--- Begin LISTED RECORDS ---

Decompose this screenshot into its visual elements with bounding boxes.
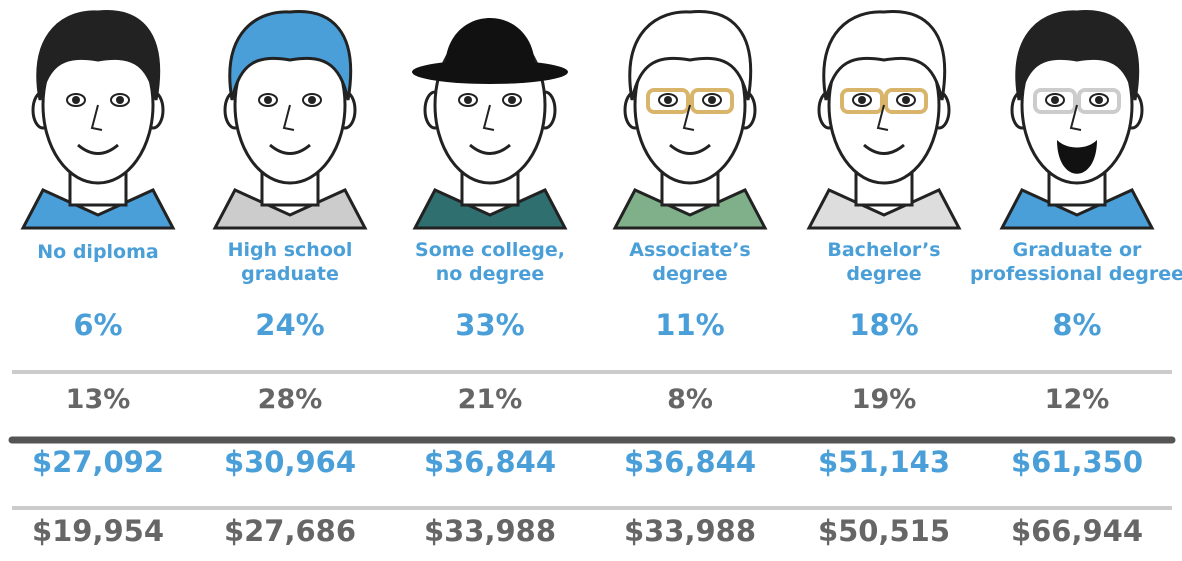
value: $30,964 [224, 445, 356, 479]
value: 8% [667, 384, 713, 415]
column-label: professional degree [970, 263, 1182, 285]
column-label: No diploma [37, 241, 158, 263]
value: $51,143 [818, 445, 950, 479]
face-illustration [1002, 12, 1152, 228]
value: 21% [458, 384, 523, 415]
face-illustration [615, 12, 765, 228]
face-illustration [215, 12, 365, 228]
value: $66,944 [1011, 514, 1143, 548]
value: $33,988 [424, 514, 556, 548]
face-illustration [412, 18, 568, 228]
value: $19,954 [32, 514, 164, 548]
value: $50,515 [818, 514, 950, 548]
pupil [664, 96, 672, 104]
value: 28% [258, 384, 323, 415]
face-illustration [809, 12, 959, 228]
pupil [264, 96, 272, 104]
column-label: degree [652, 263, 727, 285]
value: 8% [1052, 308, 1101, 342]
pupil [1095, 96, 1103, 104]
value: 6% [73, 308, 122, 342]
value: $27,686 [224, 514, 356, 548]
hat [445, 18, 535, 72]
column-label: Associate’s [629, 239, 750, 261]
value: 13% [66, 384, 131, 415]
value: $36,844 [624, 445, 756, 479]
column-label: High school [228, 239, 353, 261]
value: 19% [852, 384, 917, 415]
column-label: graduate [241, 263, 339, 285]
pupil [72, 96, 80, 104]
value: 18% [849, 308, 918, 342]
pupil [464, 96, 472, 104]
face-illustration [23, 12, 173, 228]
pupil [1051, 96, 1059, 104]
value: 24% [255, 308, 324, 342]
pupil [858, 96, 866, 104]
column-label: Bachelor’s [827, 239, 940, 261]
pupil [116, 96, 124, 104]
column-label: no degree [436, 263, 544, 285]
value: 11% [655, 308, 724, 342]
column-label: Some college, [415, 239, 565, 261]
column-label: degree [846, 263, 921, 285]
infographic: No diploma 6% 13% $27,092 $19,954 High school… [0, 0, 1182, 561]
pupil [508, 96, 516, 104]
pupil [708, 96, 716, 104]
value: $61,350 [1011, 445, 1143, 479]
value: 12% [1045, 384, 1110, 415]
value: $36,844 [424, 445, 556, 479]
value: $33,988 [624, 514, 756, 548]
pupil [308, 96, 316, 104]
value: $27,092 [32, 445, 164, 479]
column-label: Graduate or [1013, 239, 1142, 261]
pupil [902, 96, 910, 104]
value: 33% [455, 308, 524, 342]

--- End LISTED RECORDS ---
--- Begin LISTED RECORDS ---

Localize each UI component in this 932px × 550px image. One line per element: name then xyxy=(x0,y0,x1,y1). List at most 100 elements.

--- End LISTED RECORDS ---

Copy the material above word for word, from the line with "Decompose this screenshot" up to and including the line with "value: 21% [458, 384, 523, 415]". Leave the pictures out.

__ANSWER FOR THE TASK__:
Decompose this screenshot into its visual elements with bounding boxes.
value: $30,964 [224, 445, 356, 479]
value: 8% [667, 384, 713, 415]
column-label: professional degree [970, 263, 1182, 285]
column-label: No diploma [37, 241, 158, 263]
value: $51,143 [818, 445, 950, 479]
face-illustration [1002, 12, 1152, 228]
value: 21% [458, 384, 523, 415]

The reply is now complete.